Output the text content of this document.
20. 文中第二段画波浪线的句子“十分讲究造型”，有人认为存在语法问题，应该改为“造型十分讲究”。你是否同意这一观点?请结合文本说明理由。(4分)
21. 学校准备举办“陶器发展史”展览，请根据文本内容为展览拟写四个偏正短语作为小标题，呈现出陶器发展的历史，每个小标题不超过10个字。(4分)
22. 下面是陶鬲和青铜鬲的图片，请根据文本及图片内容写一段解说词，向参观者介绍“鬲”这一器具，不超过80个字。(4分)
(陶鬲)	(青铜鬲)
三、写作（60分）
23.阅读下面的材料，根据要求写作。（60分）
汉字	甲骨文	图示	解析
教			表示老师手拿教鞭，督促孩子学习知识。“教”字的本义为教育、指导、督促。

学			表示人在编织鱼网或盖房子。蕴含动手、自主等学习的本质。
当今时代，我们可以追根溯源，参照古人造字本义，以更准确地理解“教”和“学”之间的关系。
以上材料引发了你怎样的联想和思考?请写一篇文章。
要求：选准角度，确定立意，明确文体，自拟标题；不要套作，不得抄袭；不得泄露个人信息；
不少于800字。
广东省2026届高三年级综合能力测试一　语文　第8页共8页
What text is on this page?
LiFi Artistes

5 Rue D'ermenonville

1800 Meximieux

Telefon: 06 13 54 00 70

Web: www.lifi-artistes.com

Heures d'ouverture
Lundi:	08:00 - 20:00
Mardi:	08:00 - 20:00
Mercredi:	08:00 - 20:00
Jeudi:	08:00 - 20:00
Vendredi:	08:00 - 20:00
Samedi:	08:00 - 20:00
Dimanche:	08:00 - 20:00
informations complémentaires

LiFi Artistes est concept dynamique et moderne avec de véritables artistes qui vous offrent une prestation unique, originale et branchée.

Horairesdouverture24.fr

◆ ◆ ◆ ◆

_WHAT TO PRODUCE_. Where a line above contains the string "text", copy that line.

_PROBLEM SOLUTION_.
Output the text content of this document.
What text is on this page?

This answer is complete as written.